===== GIVEN DATA =====

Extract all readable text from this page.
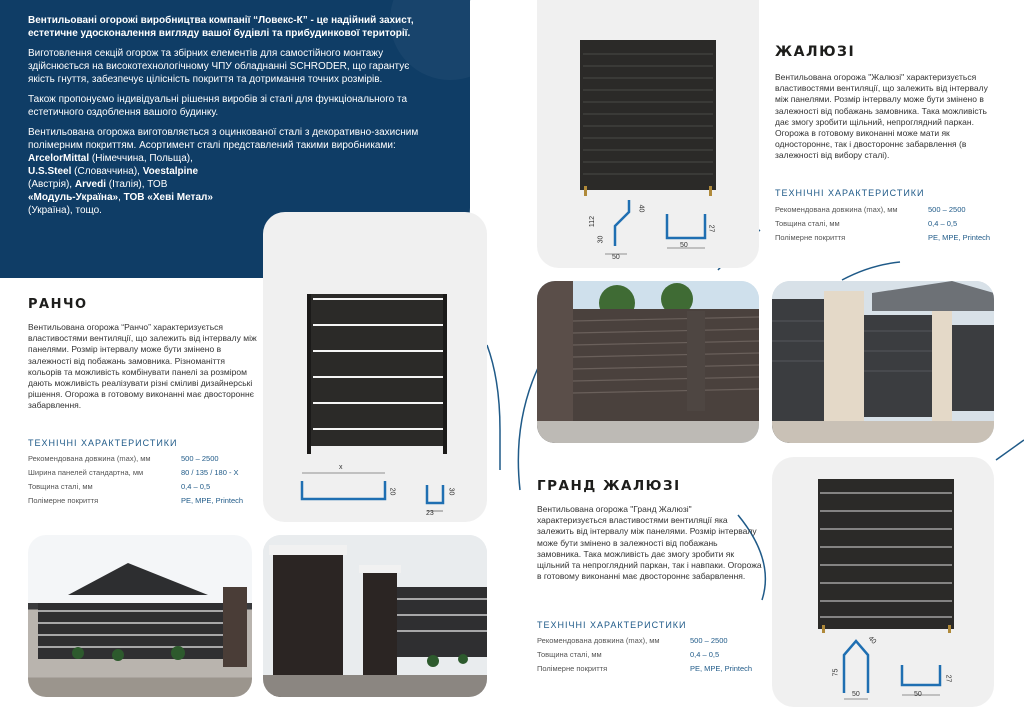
Вентильовані огорожі виробництва компанії “Ловекс-К” - це надійний захист, естетичне удосконалення вигляду вашої будівлі та прибудинкової території.

Виготовлення секцій огорож та збірних елементів для самостійного монтажу здійснюється на високотехнологічному ЧПУ обладнанні SCHRODER, що гарантує якість гнуття, забезпечує цілісність покриття та дотримання точних розмірів.

Також пропонуємо індивідуальні рішення виробів зі сталі для функціонального та естетичного оздоблення вашого будинку.

Вентильована огорожа виготовляється з оцинкованої сталі з декоративно-захисним полімерним покриттям. Асортимент сталі представлений такими виробниками: ArcelorMittal (Німеччина, Польща),
U.S.Steel (Словаччина), Voestalpine
(Австрія), Arvedi (Італія), ТОВ
«Модуль-Україна», ТОВ «Хеві Метал»
(Україна), тощо.

x
20	30
23
РАНЧО
Вентильована огорожа “Ранчо” характеризується властивостями вентиляції, що залежить від інтервалу між панелями. Розмір інтервалу може бути змінено в залежності від побажань замовника. Різноманіття кольорів та можливість комбінувати панелі за розміром дають можливість реалізувати різні сміливі дизайнерські рішення. Огорожа в готовому виконанні має двостороннє забарвлення.
ТЕХНІЧНІ ХАРАКТЕРИСТИКИ
Рекомендована довжина (max), мм	500 – 2500
Ширина панелей стандартна, мм	80 / 135 / 180 - Х
Товщина сталі, мм	0,4 – 0,5
Полімерне покриття	PE, MPE, Printech
112
40
30
50
27
50
ЖАЛЮЗІ
Вентильована огорожа "Жалюзі" характеризується властивостями вентиляції, що залежить від інтервалу між панелями. Розмір інтервалу може бути змінено в залежності від побажань замовника. Така можливість дає змогу зробити щільний, непроглядний паркан. Огорожа в готовому виконанні може мати як одностороннє, так і двостороннє забарвлення (в залежності від вибору сталі).
ТЕХНІЧНІ ХАРАКТЕРИСТИКИ
Рекомендована довжина (max), мм	500 – 2500
Товщина сталі, мм	0,4 – 0,5
Полімерне покриття	PE, MPE, Printech
40
75
50
27
50
ГРАНД ЖАЛЮЗІ
Вентильована огорожа "Гранд Жалюзі" характеризується властивостями вентиляції яка залежить від інтервалу між панелями. Розмір інтервалу може бути змінено в залежності від побажань замовника. Така можливість дає змогу зробити як щільний та непроглядний паркан, так і навпаки. Огорожа в готовому виконанні має двостороннє забарвлення.
ТЕХНІЧНІ ХАРАКТЕРИСТИКИ
Рекомендована довжина (max), мм	500 – 2500
Товщина сталі, мм	0,4 – 0,5
Полімерне покриття	PE, MPE, Printech
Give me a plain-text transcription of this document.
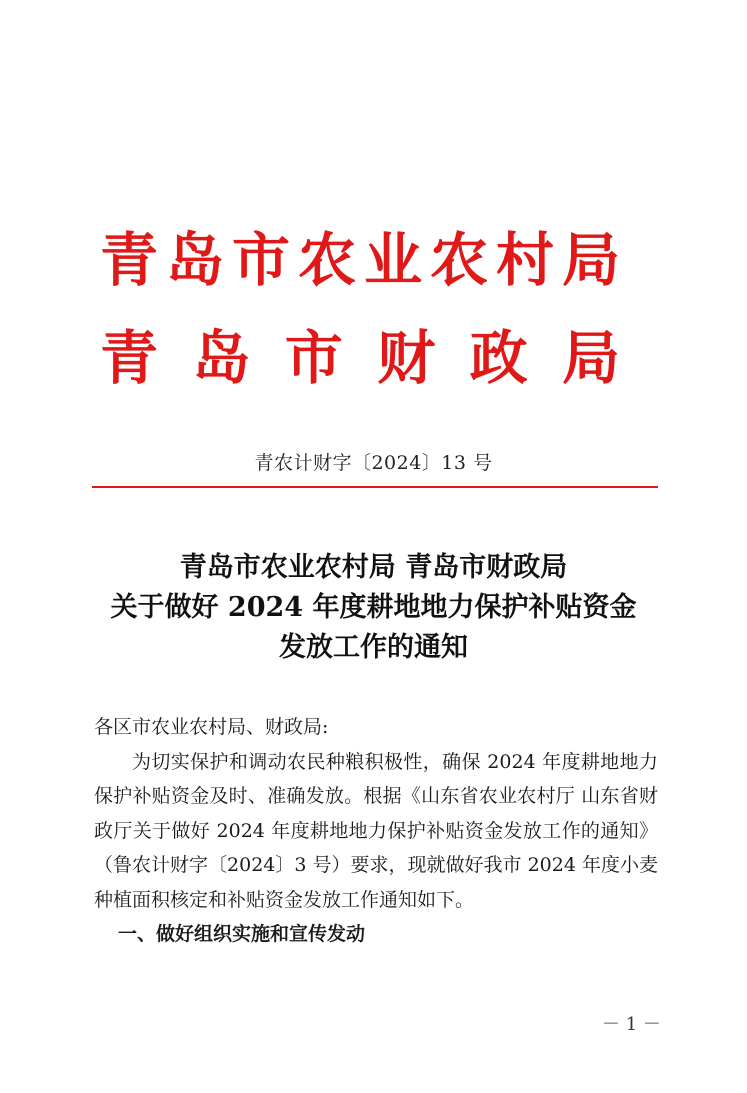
青岛市农业农村局
青岛市财政局
青农计财字〔2024〕13 号
青岛市农业农村局 青岛市财政局
关于做好 2024 年度耕地地力保护补贴资金
发放工作的通知
各区市农业农村局、财政局:
为切实保护和调动农民种粮积极性，确保 2024 年度耕地地力保护补贴资金及时、准确发放。根据《山东省农业农村厅 山东省财政厅关于做好 2024 年度耕地地力保护补贴资金发放工作的通知》（鲁农计财字〔2024〕3 号）要求，现就做好我市 2024 年度小麦种植面积核定和补贴资金发放工作通知如下。
一、做好组织实施和宣传发动
－ 1 －
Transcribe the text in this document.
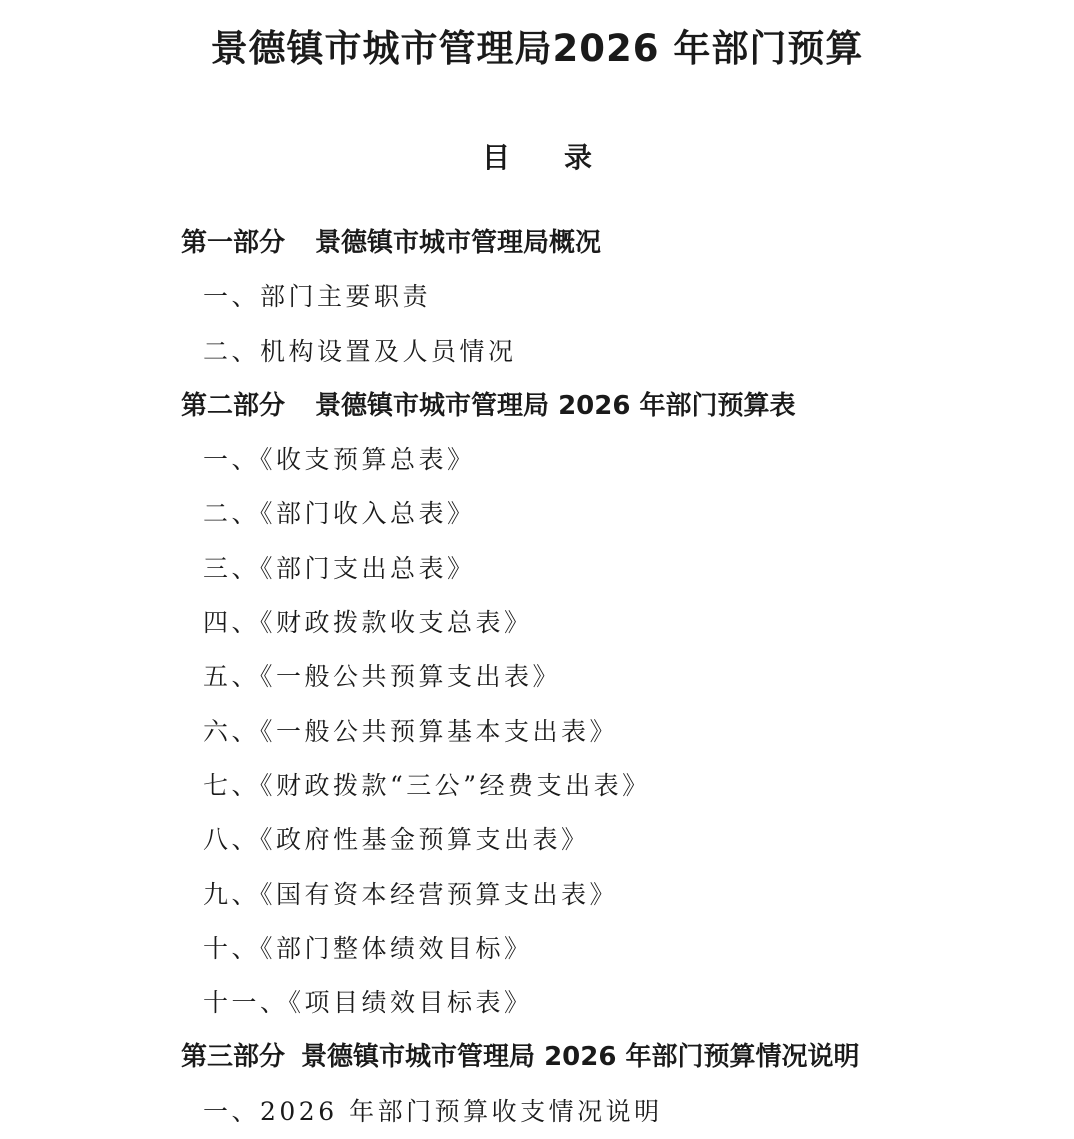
景德镇市城市管理局2026 年部门预算
目录
第一部分 景德镇市城市管理局概况
一、部门主要职责
二、机构设置及人员情况
第二部分 景德镇市城市管理局 2026 年部门预算表
一、《收支预算总表》
二、《部门收入总表》
三、《部门支出总表》
四、《财政拨款收支总表》
五、《一般公共预算支出表》
六、《一般公共预算基本支出表》
七、《财政拨款“三公”经费支出表》
八、《政府性基金预算支出表》
九、《国有资本经营预算支出表》
十、《部门整体绩效目标》
十一、《项目绩效目标表》
第三部分 景德镇市城市管理局 2026 年部门预算情况说明
一、2026 年部门预算收支情况说明
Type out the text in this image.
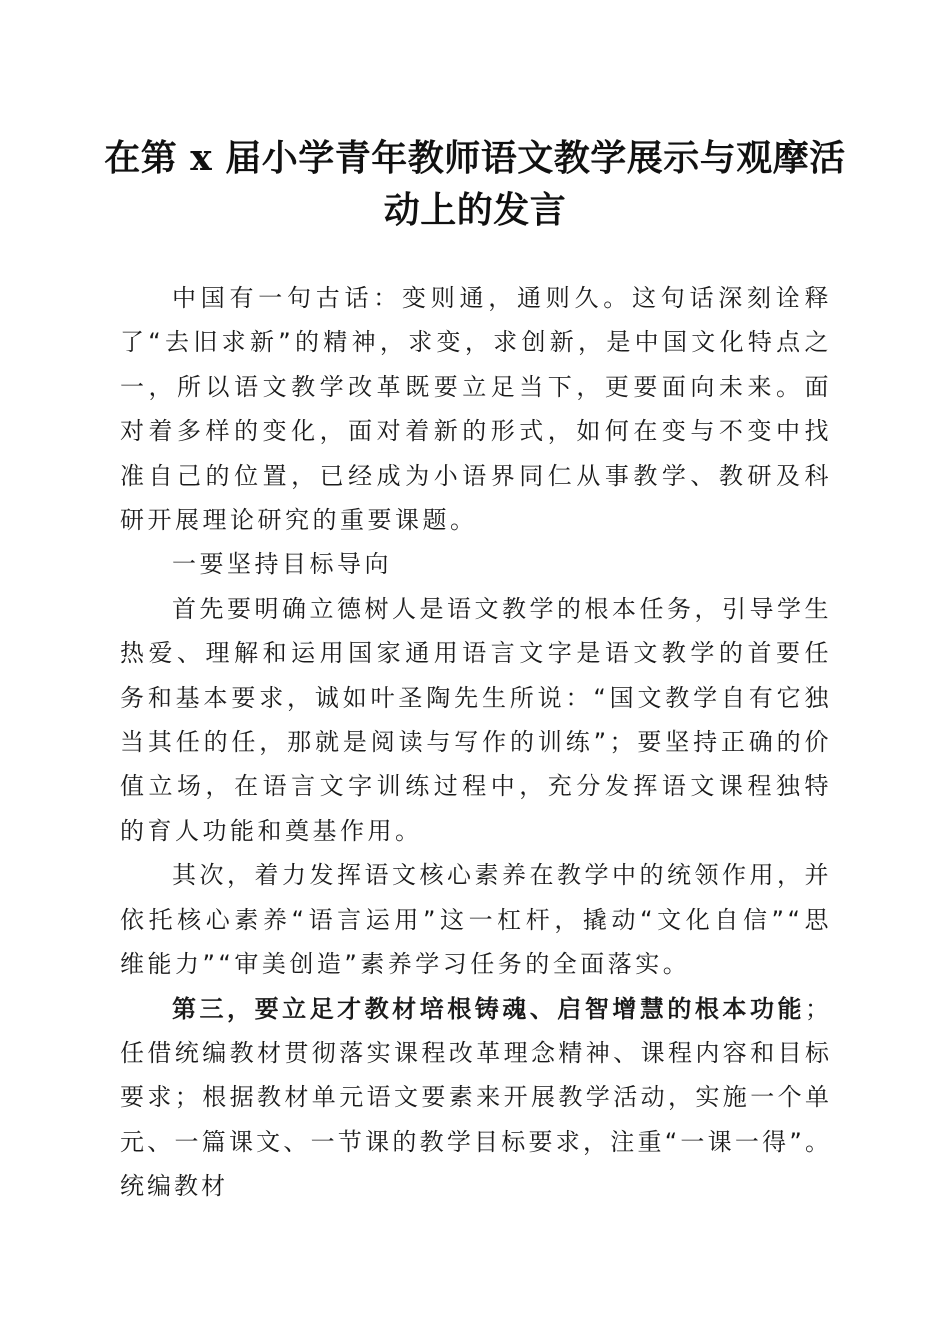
在第 x 届小学青年教师语文教学展示与观摩活
动上的发言

中国有一句古话：变则通，通则久。这句话深刻诠释了“去旧求新”的精神，求变，求创新，是中国文化特点之一，所以语文教学改革既要立足当下，更要面向未来。面对着多样的变化，面对着新的形式，如何在变与不变中找准自己的位置，已经成为小语界同仁从事教学、教研及科研开展理论研究的重要课题。

一要坚持目标导向

首先要明确立德树人是语文教学的根本任务，引导学生热爱、理解和运用国家通用语言文字是语文教学的首要任务和基本要求，诚如叶圣陶先生所说：“国文教学自有它独当其任的任，那就是阅读与写作的训练”；要坚持正确的价值立场，在语言文字训练过程中，充分发挥语文课程独特的育人功能和奠基作用。

其次，着力发挥语文核心素养在教学中的统领作用，并依托核心素养“语言运用”这一杠杆，撬动“文化自信”“思维能力”“审美创造”素养学习任务的全面落实。

第三，要立足才教材培根铸魂、启智增慧的根本功能；任借统编教材贯彻落实课程改革理念精神、课程内容和目标要求；根据教材单元语文要素来开展教学活动，实施一个单元、一篇课文、一节课的教学目标要求，注重“一课一得”。统编教材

=====

- **REQUIREMENT**
Find the string "Україна" in the listing and return every line that holds it.

- **ANSWER TO THE PROBLEM**
«Модуль-Україна», ТОВ «Хеві Метал»
(Україна), тощо.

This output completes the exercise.